■ Problem description ■
Exactly as written, please set down all of the entries again, with no pictures.

■ Dataset content ■
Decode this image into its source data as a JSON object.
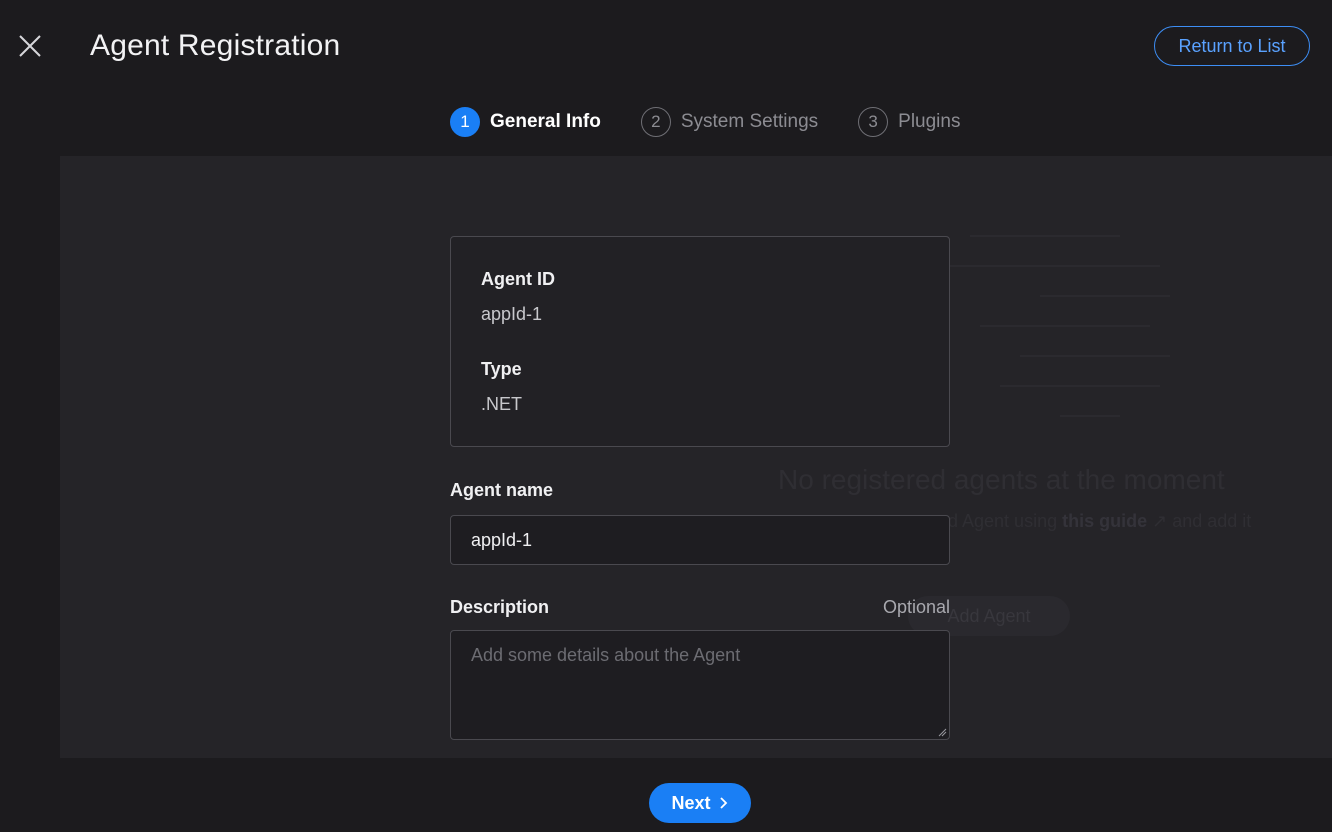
{
  "header": {
    "title": "Agent Registration",
    "close_icon": "close-icon",
    "return_button": "Return to List",
    "accent_color": "#1a7ff5"
  },
  "stepper": {
    "steps": [
      {
        "number": "1",
        "label": "General Info",
        "active": true
      },
      {
        "number": "2",
        "label": "System Settings",
        "active": false
      },
      {
        "number": "3",
        "label": "Plugins",
        "active": false
      }
    ]
  },
  "agent_info": {
    "id_label": "Agent ID",
    "id_value": "appId-1",
    "type_label": "Type",
    "type_value": ".NET"
  },
  "form": {
    "name_label": "Agent name",
    "name_value": "appId-1",
    "description_label": "Description",
    "description_optional": "Optional",
    "description_placeholder": "Add some details about the Agent"
  },
  "background_empty_state": {
    "title": "No registered agents at the moment",
    "desc_prefix": "d Agent using",
    "desc_link": "this guide",
    "desc_suffix": "and add it",
    "add_button": "Add Agent"
  },
  "footer": {
    "next_button": "Next",
    "next_icon": "chevron-right-icon"
  }
}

■ Written answer ■
Decode this image into its source data as a JSON object.
{
  "header": {
    "title": "Agent Registration",
    "close_icon": "close-icon",
    "return_button": "Return to List",
    "accent_color": "#1a7ff5"
  },
  "stepper": {
    "steps": [
      {
        "number": "1",
        "label": "General Info",
        "active": true
      },
      {
        "number": "2",
        "label": "System Settings",
        "active": false
      },
      {
        "number": "3",
        "label": "Plugins",
        "active": false
      }
    ]
  },
  "agent_info": {
    "id_label": "Agent ID",
    "id_value": "appId-1",
    "type_label": "Type",
    "type_value": ".NET"
  },
  "form": {
    "name_label": "Agent name",
    "name_value": "appId-1",
    "description_label": "Description",
    "description_optional": "Optional",
    "description_placeholder": "Add some details about the Agent"
  },
  "background_empty_state": {
    "title": "No registered agents at the moment",
    "desc_prefix": "d Agent using",
    "desc_link": "this guide",
    "desc_suffix": "and add it",
    "add_button": "Add Agent"
  },
  "footer": {
    "next_button": "Next",
    "next_icon": "chevron-right-icon"
  }
}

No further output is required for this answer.